* What the task requires
Tally the lines in the following entries that include the word "content"; state only the total.

[A block of data]
[START]

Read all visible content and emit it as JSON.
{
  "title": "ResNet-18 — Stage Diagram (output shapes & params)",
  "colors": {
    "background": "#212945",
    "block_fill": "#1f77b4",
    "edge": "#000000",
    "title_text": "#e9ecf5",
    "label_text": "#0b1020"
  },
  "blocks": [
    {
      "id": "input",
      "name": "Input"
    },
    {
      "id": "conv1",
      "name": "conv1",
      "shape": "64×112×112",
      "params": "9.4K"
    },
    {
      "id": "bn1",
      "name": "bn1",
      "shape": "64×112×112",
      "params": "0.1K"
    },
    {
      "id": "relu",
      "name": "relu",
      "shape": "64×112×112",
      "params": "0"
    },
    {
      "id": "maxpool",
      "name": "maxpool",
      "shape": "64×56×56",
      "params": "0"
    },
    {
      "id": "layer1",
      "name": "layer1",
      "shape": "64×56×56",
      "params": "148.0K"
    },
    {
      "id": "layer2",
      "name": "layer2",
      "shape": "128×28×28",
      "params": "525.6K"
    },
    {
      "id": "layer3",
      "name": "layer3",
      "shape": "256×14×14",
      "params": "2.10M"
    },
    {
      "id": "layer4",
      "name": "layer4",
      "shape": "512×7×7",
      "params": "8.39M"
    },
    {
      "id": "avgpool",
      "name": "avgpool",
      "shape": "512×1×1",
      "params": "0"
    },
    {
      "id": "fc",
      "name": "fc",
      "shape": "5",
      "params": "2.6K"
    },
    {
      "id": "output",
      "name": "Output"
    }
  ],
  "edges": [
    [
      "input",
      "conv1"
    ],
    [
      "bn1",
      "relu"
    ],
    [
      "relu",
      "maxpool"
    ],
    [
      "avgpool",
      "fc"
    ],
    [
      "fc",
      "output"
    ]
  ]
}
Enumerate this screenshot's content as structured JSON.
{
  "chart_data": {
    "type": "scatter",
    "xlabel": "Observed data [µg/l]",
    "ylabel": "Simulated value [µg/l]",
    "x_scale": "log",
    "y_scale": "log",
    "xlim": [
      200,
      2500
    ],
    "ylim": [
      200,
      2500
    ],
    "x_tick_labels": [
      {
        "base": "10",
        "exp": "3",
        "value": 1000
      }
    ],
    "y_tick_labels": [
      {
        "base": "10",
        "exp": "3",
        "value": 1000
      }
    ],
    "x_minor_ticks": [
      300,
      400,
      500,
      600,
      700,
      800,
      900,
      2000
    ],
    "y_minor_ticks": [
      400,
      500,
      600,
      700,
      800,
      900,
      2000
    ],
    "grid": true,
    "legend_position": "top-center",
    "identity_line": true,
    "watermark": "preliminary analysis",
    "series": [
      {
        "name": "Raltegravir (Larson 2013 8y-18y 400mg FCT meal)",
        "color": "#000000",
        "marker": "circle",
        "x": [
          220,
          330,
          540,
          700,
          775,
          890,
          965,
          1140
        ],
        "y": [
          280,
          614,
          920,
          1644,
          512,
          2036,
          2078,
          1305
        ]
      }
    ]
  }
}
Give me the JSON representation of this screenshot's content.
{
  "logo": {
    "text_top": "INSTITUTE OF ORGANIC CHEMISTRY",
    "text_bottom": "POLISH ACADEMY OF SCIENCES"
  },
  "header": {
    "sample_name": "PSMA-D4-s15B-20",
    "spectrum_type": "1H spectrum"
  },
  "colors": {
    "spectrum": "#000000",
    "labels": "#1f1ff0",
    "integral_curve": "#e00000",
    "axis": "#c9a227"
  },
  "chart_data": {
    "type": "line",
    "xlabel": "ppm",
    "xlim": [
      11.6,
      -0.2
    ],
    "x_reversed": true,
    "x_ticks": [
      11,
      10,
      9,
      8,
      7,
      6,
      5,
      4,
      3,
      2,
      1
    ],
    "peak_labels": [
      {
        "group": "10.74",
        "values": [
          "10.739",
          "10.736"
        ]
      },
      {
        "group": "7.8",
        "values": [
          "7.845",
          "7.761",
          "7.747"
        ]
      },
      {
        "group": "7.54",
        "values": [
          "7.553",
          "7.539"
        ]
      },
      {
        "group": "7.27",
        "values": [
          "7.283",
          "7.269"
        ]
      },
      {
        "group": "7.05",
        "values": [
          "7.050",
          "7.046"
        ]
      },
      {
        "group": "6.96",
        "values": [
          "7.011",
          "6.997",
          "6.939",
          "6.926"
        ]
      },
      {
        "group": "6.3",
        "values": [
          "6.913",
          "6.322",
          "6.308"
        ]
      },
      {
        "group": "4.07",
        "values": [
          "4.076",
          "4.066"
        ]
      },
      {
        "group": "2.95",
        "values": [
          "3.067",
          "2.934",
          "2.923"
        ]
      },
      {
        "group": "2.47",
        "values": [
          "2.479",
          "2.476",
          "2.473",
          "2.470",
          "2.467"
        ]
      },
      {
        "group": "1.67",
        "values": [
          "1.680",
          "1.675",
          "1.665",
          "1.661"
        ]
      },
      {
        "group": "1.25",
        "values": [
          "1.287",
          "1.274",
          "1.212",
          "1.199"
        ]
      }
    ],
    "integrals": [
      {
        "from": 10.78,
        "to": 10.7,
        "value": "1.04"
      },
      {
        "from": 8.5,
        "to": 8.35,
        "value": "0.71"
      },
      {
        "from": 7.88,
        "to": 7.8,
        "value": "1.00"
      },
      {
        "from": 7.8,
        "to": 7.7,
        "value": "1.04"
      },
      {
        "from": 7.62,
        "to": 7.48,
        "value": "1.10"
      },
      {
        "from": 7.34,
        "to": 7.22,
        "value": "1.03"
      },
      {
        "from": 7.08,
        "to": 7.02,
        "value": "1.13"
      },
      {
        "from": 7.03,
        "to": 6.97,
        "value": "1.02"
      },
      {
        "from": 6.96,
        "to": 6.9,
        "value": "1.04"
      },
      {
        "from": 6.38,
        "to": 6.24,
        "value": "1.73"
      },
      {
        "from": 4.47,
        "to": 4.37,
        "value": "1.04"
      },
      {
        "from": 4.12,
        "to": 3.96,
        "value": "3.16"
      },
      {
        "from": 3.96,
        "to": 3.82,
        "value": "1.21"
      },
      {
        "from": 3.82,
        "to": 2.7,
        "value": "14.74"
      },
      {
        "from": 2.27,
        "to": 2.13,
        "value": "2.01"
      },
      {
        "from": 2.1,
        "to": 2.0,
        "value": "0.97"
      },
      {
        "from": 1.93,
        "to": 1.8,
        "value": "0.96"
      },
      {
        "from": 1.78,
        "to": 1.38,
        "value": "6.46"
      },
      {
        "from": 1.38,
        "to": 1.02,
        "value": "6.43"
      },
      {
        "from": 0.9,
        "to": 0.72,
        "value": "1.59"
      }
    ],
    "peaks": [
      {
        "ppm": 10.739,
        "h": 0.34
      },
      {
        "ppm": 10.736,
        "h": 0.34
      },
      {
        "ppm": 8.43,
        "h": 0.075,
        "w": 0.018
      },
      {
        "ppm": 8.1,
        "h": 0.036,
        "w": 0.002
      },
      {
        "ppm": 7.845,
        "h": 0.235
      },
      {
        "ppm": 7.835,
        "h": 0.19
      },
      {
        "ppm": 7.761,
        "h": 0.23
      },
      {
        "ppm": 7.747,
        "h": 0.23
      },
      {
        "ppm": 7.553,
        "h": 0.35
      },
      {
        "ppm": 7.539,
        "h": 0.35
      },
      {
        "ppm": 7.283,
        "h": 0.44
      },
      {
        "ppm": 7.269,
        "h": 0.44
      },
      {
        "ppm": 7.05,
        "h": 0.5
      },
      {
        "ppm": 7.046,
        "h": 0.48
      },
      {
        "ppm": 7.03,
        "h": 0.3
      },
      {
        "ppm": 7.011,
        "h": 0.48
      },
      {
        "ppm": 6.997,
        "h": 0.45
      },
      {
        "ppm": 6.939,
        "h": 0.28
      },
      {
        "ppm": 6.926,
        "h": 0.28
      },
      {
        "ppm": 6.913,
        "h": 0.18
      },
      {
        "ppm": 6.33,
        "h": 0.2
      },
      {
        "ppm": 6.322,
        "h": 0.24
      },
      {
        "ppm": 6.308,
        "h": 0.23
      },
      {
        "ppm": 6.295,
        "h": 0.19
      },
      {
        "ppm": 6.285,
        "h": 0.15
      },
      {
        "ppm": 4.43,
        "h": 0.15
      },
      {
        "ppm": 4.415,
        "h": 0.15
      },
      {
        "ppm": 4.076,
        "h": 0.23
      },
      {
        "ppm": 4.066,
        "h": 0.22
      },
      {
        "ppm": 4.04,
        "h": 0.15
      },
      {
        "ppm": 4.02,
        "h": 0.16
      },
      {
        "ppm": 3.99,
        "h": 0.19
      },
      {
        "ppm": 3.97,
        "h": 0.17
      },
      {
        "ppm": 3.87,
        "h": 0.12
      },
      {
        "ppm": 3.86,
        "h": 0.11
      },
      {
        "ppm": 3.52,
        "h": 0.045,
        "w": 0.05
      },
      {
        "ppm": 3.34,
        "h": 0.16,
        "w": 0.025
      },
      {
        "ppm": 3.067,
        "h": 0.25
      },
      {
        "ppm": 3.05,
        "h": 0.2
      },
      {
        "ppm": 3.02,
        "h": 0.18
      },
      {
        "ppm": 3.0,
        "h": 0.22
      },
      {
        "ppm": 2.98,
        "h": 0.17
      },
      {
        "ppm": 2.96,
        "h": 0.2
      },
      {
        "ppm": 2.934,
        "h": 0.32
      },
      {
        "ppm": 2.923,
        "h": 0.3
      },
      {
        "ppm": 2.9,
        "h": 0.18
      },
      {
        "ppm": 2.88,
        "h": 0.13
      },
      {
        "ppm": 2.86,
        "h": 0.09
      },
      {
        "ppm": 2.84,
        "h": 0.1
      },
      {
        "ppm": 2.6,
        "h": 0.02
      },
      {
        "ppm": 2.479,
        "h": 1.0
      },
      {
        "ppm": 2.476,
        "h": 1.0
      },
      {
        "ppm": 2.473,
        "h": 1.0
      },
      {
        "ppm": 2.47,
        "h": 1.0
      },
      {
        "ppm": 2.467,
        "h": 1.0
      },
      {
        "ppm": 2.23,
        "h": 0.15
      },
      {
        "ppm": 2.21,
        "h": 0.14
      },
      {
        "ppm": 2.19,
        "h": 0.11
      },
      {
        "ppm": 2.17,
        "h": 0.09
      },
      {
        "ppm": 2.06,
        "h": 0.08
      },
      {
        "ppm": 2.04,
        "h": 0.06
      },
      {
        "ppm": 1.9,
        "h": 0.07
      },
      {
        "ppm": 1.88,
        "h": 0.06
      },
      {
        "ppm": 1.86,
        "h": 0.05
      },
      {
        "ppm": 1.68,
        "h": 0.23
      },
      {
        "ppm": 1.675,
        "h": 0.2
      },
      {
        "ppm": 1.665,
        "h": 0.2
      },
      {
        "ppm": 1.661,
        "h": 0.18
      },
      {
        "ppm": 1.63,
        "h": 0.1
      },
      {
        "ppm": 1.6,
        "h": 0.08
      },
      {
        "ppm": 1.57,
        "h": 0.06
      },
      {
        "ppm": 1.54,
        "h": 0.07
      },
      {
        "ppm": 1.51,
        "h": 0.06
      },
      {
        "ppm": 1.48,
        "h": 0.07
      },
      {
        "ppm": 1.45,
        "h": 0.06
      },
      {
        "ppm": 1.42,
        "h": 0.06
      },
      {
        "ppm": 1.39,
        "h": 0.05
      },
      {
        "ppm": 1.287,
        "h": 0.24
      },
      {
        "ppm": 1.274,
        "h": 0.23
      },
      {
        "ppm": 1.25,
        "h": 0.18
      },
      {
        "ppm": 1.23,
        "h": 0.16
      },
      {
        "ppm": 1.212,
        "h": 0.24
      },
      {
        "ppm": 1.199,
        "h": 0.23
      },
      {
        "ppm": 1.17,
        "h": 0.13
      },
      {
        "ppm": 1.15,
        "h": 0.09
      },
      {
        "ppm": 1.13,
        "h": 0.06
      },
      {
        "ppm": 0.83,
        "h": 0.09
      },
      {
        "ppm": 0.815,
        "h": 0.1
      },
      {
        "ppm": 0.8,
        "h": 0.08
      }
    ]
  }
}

[END]

* Correct response
3